-- BEGIN PROVIDED RECORDS --
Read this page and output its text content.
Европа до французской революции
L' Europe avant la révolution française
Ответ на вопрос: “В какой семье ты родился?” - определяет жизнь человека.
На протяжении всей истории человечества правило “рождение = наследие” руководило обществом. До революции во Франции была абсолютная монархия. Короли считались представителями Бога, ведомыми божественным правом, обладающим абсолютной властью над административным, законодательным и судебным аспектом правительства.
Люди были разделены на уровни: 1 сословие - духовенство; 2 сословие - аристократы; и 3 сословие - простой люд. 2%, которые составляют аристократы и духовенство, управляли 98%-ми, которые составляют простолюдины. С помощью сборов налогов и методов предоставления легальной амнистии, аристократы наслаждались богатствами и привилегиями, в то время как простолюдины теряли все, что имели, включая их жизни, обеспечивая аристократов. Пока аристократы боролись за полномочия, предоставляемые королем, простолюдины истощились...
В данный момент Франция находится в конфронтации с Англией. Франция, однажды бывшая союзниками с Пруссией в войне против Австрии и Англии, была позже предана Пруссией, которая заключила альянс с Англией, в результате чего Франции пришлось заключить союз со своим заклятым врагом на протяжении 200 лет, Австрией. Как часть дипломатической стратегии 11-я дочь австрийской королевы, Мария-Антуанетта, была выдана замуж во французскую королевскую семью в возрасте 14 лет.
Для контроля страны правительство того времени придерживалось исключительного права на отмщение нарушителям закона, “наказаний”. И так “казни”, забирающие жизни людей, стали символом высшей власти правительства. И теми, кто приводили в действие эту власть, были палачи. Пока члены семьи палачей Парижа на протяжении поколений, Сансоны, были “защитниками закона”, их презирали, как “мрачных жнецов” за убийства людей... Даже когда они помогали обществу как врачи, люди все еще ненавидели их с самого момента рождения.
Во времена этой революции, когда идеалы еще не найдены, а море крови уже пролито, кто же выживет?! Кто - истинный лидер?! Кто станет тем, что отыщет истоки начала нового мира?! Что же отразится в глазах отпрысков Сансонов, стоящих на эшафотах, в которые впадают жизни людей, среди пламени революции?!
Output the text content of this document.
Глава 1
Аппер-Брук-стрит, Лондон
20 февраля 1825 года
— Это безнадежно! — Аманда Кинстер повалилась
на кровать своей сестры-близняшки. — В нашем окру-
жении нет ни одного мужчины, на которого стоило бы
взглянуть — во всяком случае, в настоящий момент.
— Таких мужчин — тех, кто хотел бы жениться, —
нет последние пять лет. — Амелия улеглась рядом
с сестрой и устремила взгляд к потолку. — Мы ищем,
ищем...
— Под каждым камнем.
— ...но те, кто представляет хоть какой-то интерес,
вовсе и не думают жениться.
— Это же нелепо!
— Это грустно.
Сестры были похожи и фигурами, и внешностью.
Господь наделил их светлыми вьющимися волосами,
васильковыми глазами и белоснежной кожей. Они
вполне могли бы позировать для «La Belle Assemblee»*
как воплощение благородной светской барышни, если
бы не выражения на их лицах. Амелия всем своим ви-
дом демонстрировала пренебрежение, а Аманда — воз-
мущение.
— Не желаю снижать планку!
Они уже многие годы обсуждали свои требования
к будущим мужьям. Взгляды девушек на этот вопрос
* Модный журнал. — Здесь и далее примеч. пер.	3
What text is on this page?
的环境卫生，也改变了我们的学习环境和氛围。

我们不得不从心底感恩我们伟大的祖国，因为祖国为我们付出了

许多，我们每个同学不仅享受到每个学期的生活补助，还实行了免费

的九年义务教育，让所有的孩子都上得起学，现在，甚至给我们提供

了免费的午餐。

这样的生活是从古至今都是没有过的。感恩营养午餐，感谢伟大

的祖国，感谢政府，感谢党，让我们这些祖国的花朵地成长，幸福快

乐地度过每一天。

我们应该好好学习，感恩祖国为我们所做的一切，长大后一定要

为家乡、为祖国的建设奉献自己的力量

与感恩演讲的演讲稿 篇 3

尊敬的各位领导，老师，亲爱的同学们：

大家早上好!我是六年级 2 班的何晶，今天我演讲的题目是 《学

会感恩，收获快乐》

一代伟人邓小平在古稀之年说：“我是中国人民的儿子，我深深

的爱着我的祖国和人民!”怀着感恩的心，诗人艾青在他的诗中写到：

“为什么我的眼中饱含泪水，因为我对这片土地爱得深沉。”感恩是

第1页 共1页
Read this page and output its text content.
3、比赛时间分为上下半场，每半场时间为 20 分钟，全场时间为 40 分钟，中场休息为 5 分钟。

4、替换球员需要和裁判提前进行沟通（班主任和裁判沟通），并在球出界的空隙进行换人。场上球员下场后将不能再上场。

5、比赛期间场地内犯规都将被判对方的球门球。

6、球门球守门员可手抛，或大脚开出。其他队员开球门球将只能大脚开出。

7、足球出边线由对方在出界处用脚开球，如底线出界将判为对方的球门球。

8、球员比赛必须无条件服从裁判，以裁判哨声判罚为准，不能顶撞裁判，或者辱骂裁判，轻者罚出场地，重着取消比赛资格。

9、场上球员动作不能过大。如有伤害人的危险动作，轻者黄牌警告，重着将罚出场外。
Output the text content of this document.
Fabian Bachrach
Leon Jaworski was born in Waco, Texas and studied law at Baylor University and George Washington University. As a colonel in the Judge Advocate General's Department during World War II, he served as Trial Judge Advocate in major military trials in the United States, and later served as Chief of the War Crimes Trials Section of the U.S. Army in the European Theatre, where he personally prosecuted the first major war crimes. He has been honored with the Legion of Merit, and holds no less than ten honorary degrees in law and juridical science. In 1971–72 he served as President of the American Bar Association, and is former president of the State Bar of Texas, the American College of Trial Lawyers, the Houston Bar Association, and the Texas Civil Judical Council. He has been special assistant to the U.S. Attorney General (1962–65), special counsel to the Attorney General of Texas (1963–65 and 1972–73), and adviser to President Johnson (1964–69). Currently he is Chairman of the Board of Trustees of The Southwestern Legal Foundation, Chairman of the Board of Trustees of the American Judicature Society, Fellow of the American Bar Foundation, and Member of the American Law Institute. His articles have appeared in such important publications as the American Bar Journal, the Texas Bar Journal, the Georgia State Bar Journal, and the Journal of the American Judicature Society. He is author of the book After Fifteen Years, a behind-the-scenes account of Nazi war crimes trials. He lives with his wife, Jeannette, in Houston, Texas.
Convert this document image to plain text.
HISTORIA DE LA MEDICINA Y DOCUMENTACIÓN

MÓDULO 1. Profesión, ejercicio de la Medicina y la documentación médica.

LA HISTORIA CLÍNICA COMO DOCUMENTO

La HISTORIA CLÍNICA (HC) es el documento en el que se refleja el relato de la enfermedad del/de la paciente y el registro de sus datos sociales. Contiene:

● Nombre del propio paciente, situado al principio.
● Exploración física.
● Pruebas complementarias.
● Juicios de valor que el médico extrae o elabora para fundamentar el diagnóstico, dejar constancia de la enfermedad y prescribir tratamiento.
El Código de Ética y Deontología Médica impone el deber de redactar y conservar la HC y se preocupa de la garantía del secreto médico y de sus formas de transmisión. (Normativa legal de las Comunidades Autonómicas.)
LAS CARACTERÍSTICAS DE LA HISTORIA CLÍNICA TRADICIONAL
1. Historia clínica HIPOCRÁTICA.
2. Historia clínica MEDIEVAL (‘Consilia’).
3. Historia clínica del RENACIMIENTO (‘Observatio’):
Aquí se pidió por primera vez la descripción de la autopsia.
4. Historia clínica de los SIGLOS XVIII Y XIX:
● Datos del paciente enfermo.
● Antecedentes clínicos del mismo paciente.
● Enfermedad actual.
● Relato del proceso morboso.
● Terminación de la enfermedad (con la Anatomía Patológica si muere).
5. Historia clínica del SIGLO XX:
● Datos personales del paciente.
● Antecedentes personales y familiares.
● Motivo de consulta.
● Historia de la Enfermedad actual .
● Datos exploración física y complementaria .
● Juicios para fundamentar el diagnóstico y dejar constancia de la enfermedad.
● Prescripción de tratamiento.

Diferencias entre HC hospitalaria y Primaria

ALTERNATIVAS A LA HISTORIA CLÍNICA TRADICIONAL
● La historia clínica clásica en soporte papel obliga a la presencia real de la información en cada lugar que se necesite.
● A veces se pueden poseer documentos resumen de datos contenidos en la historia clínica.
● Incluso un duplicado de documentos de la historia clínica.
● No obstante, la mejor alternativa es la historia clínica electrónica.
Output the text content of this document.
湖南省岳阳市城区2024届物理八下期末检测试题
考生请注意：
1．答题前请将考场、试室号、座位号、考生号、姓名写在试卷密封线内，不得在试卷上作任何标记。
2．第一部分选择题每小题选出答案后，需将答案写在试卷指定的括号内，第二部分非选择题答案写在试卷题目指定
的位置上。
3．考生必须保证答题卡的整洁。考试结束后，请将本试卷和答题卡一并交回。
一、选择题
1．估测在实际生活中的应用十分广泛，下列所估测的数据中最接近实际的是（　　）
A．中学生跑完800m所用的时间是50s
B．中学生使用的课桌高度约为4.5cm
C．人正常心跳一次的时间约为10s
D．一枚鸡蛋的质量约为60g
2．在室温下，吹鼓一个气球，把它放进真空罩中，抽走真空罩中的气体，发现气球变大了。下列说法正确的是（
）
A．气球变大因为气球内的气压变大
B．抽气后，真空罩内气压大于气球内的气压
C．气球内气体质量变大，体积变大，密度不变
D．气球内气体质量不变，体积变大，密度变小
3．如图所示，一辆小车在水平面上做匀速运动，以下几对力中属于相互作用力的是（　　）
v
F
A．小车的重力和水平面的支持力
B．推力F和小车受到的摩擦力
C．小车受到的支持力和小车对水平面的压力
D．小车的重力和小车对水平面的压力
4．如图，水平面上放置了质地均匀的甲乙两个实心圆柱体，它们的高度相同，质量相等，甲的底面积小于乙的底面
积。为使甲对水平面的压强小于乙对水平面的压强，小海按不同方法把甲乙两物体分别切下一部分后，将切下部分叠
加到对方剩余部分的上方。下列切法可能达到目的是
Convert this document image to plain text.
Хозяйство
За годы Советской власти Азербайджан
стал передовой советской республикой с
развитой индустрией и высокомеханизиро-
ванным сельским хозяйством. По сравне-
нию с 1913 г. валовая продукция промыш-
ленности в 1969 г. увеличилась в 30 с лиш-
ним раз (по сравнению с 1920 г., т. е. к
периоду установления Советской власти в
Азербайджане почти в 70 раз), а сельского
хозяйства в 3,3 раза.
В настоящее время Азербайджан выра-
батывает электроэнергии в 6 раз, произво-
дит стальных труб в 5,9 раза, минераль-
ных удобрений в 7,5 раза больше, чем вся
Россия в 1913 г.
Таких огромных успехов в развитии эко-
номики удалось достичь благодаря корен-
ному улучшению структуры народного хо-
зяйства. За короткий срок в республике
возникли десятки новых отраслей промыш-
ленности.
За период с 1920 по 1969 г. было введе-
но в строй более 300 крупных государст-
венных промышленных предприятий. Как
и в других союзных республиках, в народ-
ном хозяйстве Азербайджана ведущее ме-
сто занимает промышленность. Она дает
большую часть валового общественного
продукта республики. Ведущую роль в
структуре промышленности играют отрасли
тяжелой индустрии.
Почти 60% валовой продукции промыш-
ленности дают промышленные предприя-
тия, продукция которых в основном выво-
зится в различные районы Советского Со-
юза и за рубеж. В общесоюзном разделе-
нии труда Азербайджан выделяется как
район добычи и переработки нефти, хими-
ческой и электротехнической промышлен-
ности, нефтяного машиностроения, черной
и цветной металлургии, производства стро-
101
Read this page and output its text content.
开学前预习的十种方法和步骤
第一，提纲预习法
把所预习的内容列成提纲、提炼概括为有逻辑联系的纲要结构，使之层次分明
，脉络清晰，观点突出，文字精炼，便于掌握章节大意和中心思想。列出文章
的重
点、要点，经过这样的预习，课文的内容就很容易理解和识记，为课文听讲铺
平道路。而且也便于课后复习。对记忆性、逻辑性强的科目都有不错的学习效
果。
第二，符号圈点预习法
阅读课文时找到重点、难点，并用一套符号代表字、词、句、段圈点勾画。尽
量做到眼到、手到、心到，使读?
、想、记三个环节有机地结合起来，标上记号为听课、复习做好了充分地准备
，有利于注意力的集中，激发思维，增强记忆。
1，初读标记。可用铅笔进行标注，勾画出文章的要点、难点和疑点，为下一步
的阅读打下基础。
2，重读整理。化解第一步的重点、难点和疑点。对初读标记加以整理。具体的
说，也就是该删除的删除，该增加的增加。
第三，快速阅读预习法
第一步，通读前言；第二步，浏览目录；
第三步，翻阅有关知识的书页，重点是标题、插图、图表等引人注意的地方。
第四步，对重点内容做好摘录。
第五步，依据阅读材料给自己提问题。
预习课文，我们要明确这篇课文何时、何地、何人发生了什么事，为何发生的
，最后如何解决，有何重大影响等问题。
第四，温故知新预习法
-- END PROVIDED RECORDS --
### [EXERCISE TASK]
Select every line above that contains the word "para", and copy it.

### [EXERCISE SOLUTION]
● Juicios de valor que el médico extrae o elabora para fundamentar el diagnóstico, dejar constancia de la enfermedad y prescribir tratamiento.
● Juicios para fundamentar el diagnóstico y dejar constancia de la enfermedad.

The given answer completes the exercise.